**Tugas**
Salin persis bagian teks tentang asuransi syariah dari "- Perusahaan asuransi" sampai "lain yang berhak.".

**Teks Ditampilkan**
|---|
Usaid Hamid Hisan menguraikan bahwa asuransi adalah sikap ta’awun yang telah diatur melalui sistem yang rapi, diantara sebagian besar manusia. Asuransi adalah ta’awun,yaitu saling menolong dalam berbuat kebajikan dan takwa. Karena itu, ta’awun di antara sesama manusia berarti saling membantu antara sesama, dan mereka takut dengan bahaya (malapetaka) yang mengancam mereka.
Lebih khusus, menurut fatwa DSN MUI, takaful adalah usaha saling melindungi dan tolong-menolong di antara sejumlah orang/pihak melalui investasi dalam bentuk aset dan/atau tabarru’ yang memberikan pola pengembalian untuk menghadapi resiko tertentu melalui akad (perikatan) yang sesuai dengan syariah.
Dari beberapa definisi di atas, dengan melihat tataran praktis dari asuransi syariah khususnya di Indonesia, tampak bahwa definisi yang diberikan oleh DSN MUI merupakan definisi yang paling representatif untuk menggambarkan konsep takaful atau asuransi syariah.
Hal ini sebagaimana diatur dalam PMK No.18/PMK.010/2010 tentang penerapan prinsip dasar penyelenggaraan usaha asuransi dan usaha reasuransi dengan prinsip syariah, sebagai berikut:
- Perusahaan wajib memisahkan kekayaan dan kewajiban dana tabbaru’ dari kekayaan dan kewajiban perusahaan.
- Perusahaan asuransi jiwa memasarkan produk asuransi dengan prinsip syariah yang mengandung unsur investasi, wajib memisahkan kekayaan dan kewajiban dan investasi peserta dari kekayaan dan kewajiban perusahaan maupun dari kekayaan dan kewajiban dana tabbaru’.
- Perusahaan wajib membuat catatan terpsiah untuk kekayaan dan kewajiban perusahaan, dana tabbaru’ dan dana investasi peserta.
Kekayaan dan kewajiban dana tabbaru’ merupakan kekayaan dan kewajiban dana peserta secara kolektif, untuk itu perusahaan wajib menggunakan dana tabbaru’ hanya untuk:
- Pembayaran santunan kepada peserta yang mengalami musibah atau pihak lain yang berhak.
|---|
(Anotasi kotak pembatas)
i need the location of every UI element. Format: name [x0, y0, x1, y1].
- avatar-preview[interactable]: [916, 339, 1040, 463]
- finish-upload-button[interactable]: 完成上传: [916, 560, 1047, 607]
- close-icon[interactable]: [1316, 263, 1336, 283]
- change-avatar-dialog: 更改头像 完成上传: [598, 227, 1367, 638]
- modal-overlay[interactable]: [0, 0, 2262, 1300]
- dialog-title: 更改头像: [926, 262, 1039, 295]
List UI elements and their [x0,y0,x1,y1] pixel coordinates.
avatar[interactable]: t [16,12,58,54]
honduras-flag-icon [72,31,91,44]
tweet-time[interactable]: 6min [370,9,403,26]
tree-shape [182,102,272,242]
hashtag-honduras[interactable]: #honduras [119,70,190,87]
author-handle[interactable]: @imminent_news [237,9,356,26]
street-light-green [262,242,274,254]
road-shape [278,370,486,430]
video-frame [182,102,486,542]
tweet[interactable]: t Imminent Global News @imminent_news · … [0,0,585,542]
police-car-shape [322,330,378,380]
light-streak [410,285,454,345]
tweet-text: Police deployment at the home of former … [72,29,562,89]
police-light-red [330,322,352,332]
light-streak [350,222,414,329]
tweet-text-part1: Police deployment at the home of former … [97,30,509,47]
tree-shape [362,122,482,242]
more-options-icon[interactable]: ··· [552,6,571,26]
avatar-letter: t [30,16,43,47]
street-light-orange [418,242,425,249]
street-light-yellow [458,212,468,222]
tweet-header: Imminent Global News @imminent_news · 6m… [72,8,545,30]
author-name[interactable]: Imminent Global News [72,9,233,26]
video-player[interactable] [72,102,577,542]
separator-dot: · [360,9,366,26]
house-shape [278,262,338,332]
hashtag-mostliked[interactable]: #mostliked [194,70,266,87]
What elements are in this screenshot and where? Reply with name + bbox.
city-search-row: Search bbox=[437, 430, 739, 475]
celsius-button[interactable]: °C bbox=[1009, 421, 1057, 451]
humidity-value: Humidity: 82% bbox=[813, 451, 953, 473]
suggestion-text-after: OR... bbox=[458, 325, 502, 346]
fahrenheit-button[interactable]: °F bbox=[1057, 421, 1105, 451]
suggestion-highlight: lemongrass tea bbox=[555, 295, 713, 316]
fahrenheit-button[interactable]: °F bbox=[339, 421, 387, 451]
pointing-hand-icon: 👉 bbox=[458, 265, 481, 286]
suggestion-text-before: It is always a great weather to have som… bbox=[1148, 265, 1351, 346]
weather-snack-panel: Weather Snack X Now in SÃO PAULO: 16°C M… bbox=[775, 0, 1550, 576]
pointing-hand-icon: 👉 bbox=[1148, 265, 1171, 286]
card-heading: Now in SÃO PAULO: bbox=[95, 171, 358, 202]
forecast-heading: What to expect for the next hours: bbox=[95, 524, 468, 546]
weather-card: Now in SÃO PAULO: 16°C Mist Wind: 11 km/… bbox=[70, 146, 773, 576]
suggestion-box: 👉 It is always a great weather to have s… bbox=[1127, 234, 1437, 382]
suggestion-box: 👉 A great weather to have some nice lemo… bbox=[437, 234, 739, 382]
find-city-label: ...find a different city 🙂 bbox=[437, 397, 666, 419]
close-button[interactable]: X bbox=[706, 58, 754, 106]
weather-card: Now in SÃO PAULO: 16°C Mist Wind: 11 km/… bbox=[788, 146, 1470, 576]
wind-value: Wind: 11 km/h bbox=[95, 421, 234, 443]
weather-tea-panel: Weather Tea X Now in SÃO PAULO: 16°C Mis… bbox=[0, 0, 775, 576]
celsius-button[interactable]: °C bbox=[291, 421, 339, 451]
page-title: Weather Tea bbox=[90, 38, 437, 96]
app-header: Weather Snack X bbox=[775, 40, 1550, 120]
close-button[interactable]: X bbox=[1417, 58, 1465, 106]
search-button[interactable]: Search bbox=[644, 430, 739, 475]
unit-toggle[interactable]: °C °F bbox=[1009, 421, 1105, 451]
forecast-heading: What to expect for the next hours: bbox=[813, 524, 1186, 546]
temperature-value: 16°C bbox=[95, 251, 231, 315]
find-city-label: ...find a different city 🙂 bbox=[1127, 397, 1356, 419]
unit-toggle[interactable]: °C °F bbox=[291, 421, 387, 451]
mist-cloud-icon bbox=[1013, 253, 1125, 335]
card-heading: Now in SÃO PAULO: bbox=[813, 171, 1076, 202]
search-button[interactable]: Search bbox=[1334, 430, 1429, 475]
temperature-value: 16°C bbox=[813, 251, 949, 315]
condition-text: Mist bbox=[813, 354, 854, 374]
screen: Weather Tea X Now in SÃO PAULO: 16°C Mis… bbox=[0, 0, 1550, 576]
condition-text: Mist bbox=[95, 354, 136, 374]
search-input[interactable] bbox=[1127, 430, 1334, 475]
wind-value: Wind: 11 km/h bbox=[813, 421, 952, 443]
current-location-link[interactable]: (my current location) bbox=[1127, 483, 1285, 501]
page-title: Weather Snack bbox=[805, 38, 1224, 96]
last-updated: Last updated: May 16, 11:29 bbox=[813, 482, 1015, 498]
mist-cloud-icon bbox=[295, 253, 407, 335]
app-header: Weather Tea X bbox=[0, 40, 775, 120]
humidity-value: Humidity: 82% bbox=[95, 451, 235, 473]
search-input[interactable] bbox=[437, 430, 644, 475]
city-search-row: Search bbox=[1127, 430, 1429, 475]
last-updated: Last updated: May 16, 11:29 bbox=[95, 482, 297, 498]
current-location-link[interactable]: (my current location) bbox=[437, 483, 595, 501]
|---|
**Jawaban**
- Perusahaan asuransi jiwa memasarkan produk asuransi dengan prinsip syariah yang mengandung unsur investasi, wajib memisahkan kekayaan dan kewajiban dan investasi peserta dari kekayaan dan kewajiban perusahaan maupun dari kekayaan dan kewajiban dana tabbaru’.
- Perusahaan wajib membuat catatan terpsiah untuk kekayaan dan kewajiban perusahaan, dana tabbaru’ dan dana investasi peserta.
Kekayaan dan kewajiban dana tabbaru’ merupakan kekayaan dan kewajiban dana peserta secara kolektif, untuk itu perusahaan wajib menggunakan dana tabbaru’ hanya untuk:
- Pembayaran santunan kepada peserta yang mengalami musibah atau pihak lain yang berhak.